• WHAT YOU WILL DO:
Copy out every line of the records where the string "CSDN" occurs.
* * * * * * *
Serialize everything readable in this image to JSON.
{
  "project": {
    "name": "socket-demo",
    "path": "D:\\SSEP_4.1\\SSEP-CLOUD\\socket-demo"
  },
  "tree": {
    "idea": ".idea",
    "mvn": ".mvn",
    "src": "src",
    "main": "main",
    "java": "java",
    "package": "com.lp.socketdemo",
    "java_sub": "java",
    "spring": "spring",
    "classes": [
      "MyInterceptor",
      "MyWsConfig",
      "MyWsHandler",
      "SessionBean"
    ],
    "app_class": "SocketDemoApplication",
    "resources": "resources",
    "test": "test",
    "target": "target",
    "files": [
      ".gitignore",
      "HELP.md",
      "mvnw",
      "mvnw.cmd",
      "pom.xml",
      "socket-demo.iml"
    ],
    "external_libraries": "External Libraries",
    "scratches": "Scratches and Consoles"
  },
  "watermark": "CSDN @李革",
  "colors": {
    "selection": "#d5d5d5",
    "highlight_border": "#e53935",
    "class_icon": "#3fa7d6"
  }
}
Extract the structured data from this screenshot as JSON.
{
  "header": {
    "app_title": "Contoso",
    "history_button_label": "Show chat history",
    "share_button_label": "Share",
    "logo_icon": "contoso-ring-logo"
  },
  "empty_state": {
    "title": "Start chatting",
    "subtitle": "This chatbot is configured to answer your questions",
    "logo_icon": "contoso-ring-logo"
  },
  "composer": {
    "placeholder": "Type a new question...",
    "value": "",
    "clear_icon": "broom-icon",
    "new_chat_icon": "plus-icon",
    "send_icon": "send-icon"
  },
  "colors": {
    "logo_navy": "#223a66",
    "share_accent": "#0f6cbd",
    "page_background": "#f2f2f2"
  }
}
* * * * * * *
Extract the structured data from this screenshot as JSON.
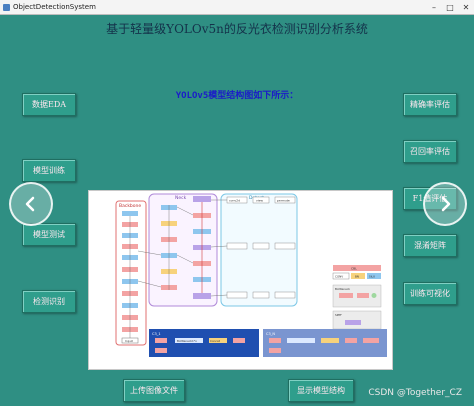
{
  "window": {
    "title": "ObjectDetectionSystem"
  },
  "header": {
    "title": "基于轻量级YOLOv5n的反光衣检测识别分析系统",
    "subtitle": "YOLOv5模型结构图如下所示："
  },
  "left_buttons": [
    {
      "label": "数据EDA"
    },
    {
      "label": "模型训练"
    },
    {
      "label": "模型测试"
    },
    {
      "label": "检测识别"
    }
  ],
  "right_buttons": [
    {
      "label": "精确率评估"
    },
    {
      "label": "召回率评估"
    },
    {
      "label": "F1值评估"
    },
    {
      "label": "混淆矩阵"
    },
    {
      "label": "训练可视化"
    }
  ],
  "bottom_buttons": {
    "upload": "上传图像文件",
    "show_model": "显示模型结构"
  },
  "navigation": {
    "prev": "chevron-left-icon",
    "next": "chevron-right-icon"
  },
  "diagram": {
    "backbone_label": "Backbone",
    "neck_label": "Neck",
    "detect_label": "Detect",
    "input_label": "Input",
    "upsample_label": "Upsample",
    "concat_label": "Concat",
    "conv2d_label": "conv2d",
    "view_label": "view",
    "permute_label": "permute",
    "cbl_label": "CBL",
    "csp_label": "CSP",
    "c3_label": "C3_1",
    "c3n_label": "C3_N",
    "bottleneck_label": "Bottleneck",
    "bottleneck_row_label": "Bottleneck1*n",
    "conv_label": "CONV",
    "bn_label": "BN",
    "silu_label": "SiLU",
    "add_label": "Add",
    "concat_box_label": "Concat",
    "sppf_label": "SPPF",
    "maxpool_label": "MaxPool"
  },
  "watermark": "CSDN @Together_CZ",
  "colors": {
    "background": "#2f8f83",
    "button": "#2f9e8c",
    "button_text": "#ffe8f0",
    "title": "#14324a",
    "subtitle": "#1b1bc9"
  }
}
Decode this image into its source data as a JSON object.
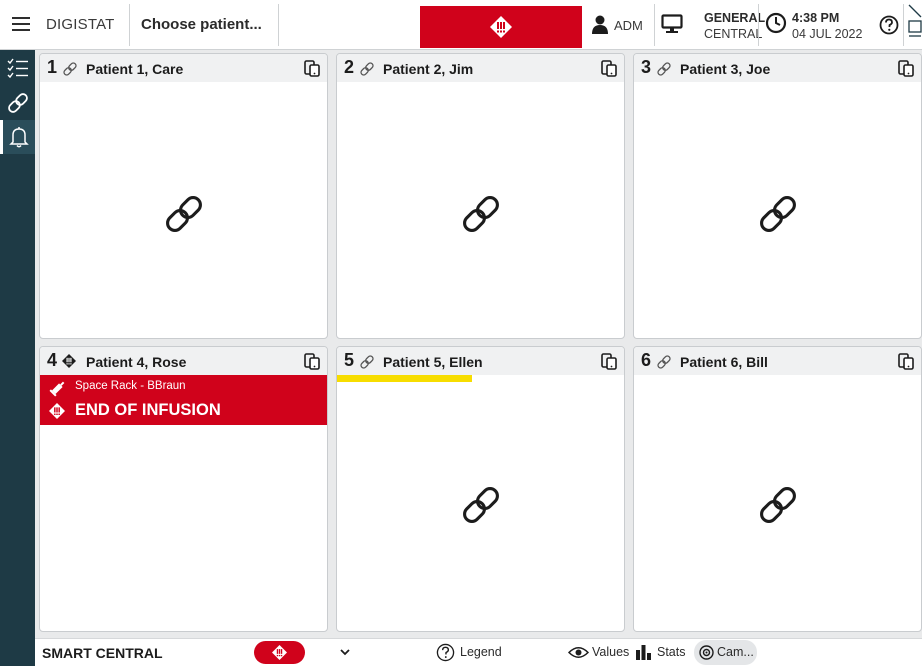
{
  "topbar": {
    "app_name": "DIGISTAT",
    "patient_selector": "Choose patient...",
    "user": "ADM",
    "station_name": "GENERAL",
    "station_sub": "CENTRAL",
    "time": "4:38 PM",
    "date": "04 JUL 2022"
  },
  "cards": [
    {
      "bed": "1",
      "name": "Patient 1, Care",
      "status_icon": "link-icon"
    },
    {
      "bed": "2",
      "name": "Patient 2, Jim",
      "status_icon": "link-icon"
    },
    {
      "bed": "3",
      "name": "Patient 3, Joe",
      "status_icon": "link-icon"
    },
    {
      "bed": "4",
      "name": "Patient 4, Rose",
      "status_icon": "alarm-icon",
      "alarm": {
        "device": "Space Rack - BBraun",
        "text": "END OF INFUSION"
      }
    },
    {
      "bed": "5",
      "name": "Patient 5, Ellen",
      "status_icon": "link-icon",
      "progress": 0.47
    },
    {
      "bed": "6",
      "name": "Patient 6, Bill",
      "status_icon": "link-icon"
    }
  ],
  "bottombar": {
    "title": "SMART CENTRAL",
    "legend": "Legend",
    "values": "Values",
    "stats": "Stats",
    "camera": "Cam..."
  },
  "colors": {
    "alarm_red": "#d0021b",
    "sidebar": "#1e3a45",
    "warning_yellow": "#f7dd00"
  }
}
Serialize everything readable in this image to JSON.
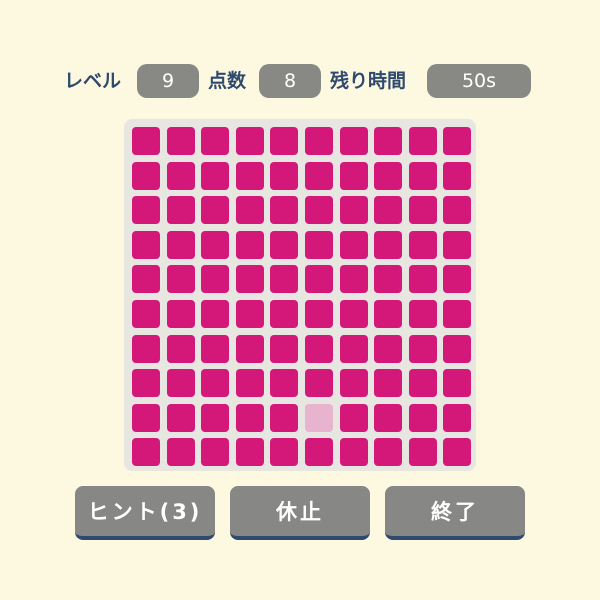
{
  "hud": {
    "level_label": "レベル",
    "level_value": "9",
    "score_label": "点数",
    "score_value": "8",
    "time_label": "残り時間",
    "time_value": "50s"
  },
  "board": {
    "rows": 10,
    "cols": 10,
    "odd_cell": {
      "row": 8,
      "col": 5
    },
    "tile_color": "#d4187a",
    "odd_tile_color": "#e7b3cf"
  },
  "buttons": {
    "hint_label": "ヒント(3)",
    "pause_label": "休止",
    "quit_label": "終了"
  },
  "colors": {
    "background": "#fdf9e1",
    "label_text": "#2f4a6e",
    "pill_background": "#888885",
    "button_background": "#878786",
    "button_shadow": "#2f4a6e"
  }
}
* * * * * * *
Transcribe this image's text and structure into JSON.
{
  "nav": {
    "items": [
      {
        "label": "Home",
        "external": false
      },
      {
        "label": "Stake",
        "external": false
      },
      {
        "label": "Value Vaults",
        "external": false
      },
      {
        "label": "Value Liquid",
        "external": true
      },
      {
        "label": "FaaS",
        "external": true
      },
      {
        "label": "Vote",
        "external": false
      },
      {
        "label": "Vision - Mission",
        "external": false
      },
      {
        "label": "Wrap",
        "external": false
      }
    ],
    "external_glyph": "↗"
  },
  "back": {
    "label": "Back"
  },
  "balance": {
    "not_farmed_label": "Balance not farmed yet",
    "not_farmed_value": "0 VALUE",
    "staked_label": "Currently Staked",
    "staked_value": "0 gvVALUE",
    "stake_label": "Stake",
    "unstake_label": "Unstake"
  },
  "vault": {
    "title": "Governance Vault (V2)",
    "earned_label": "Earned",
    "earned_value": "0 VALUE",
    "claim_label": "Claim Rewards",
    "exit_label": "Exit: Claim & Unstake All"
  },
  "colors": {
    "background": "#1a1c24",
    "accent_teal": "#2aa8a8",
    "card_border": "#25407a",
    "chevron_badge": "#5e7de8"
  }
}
* * * * * * *
• TASK ANSWER:
  "watermark": "CSDN @李革",
  "watermark": "CSDN @Together_CZ",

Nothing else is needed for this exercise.